-- begin DATA SHOWN --

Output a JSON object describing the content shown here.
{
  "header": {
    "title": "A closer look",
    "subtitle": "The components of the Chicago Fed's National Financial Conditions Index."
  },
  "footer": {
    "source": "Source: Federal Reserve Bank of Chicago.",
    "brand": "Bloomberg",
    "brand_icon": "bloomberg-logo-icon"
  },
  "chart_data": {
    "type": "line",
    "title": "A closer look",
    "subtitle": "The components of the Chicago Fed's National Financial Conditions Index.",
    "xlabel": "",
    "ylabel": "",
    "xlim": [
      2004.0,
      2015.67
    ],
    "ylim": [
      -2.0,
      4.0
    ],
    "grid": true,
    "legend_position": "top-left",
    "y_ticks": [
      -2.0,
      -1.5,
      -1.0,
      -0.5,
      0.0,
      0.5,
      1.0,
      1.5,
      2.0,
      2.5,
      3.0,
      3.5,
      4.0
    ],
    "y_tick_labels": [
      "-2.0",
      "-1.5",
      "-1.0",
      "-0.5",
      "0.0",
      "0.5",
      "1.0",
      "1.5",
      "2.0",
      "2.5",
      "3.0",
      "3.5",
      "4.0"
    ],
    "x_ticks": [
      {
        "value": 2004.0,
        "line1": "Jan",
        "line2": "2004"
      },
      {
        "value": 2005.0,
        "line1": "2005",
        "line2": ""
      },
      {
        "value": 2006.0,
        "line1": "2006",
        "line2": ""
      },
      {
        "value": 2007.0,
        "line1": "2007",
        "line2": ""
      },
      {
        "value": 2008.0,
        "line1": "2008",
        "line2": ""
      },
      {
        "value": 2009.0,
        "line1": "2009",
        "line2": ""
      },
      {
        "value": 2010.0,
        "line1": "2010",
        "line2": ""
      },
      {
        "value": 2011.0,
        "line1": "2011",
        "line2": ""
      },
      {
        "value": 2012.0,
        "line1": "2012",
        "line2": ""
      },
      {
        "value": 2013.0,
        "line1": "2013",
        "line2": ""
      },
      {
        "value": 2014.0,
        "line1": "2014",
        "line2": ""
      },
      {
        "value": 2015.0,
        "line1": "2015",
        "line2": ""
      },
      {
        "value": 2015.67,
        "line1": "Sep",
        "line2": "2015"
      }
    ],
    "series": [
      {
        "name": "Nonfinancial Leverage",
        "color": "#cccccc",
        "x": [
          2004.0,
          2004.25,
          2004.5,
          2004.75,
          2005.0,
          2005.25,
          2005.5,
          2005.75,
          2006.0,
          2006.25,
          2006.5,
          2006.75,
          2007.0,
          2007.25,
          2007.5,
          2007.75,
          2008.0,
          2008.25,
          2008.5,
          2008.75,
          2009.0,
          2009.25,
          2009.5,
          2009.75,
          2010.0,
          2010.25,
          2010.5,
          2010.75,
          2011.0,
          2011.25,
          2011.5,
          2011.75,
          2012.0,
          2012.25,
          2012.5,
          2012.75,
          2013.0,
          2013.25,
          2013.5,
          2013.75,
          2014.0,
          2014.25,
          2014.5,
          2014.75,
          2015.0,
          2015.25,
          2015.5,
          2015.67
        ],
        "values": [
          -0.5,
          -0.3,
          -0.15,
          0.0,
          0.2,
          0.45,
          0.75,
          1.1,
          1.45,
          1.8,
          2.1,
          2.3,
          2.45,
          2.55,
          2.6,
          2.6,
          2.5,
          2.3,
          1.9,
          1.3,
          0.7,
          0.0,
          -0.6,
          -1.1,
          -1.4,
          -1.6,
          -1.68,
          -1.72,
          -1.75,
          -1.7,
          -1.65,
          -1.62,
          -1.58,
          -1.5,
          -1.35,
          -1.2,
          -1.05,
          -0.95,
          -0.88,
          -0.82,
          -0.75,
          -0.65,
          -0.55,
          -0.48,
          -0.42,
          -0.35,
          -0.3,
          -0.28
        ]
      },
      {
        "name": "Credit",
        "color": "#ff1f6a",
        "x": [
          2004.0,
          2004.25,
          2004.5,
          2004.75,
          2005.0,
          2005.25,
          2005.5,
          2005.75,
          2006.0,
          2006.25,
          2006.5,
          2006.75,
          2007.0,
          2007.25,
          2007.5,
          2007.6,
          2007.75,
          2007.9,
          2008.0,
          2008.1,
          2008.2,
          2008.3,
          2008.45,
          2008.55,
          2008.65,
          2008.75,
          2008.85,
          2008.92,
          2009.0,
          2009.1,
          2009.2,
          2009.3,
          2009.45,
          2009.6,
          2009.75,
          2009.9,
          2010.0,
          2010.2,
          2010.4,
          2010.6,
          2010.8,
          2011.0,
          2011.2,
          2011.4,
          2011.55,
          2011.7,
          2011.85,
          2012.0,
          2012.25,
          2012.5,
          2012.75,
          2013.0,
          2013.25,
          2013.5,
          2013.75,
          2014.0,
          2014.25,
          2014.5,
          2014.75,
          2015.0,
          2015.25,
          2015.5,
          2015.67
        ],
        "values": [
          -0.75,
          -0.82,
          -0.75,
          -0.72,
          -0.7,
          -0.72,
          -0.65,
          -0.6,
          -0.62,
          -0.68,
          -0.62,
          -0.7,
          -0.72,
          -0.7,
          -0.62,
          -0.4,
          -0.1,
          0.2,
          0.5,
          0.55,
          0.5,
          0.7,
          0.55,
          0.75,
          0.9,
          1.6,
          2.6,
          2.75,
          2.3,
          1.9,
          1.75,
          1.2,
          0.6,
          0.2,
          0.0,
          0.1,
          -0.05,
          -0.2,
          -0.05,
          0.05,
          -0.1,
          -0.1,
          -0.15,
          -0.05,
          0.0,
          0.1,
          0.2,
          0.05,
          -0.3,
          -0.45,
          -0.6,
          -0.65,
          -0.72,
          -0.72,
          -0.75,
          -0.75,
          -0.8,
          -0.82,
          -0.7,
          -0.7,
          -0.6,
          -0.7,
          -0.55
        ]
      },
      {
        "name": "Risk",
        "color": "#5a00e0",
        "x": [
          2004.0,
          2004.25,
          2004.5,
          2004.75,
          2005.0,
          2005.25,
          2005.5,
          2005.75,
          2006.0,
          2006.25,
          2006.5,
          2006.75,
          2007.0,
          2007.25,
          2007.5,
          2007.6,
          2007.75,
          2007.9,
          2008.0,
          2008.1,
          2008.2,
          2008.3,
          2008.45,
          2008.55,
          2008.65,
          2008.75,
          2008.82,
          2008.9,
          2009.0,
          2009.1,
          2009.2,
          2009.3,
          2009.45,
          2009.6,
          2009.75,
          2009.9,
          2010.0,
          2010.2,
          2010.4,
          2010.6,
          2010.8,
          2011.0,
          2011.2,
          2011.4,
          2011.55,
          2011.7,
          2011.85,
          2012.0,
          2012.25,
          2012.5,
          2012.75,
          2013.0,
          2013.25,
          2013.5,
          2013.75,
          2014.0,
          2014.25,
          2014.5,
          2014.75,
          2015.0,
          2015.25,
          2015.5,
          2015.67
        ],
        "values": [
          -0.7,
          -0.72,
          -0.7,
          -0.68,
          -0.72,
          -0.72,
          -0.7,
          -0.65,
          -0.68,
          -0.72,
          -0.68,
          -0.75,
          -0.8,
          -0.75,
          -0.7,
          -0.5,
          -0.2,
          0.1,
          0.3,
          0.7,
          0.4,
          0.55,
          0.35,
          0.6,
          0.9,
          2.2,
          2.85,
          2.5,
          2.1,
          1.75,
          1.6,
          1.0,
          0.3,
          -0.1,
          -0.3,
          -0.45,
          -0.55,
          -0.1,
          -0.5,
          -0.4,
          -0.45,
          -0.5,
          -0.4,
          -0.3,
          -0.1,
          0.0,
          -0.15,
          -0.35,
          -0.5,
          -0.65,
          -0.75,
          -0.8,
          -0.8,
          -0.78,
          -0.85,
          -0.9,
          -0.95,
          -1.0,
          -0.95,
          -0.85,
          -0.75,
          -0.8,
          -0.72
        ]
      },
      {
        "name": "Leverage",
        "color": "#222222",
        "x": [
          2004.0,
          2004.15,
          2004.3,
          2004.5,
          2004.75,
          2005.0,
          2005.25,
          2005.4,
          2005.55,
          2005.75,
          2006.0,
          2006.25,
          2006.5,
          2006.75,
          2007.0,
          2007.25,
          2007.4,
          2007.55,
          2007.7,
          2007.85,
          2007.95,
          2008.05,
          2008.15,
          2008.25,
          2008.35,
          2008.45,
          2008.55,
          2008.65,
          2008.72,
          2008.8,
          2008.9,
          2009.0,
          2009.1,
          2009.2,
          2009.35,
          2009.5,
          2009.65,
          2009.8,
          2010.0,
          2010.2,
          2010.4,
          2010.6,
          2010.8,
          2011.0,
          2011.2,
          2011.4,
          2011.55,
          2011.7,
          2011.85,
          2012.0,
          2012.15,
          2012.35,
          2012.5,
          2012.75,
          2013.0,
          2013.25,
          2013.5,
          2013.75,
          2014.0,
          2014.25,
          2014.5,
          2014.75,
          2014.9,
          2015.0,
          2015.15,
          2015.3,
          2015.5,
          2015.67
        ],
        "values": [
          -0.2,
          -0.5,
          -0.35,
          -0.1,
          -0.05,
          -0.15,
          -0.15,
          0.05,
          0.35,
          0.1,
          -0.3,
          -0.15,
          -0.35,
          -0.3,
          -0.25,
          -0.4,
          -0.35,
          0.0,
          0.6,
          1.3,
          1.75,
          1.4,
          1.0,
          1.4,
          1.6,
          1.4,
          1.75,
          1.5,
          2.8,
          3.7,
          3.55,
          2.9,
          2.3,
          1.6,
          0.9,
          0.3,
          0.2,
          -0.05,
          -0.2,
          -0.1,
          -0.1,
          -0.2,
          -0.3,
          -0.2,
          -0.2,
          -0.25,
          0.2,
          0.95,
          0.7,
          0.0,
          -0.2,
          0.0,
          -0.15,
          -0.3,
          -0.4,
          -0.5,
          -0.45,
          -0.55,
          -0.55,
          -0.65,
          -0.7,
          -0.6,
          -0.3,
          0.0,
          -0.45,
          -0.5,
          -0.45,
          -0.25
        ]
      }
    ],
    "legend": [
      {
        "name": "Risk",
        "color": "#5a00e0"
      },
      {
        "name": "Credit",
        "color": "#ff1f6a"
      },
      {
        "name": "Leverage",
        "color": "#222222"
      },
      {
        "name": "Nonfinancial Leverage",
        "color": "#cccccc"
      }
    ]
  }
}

-- end DATA SHOWN --

* [EXERCISE] Pick out the lines containing the string "Index" and show them.

* [FULL ANSWER]
    "subtitle": "The components of the Chicago Fed's National Financial Conditions Index."
    "subtitle": "The components of the Chicago Fed's National Financial Conditions Index.",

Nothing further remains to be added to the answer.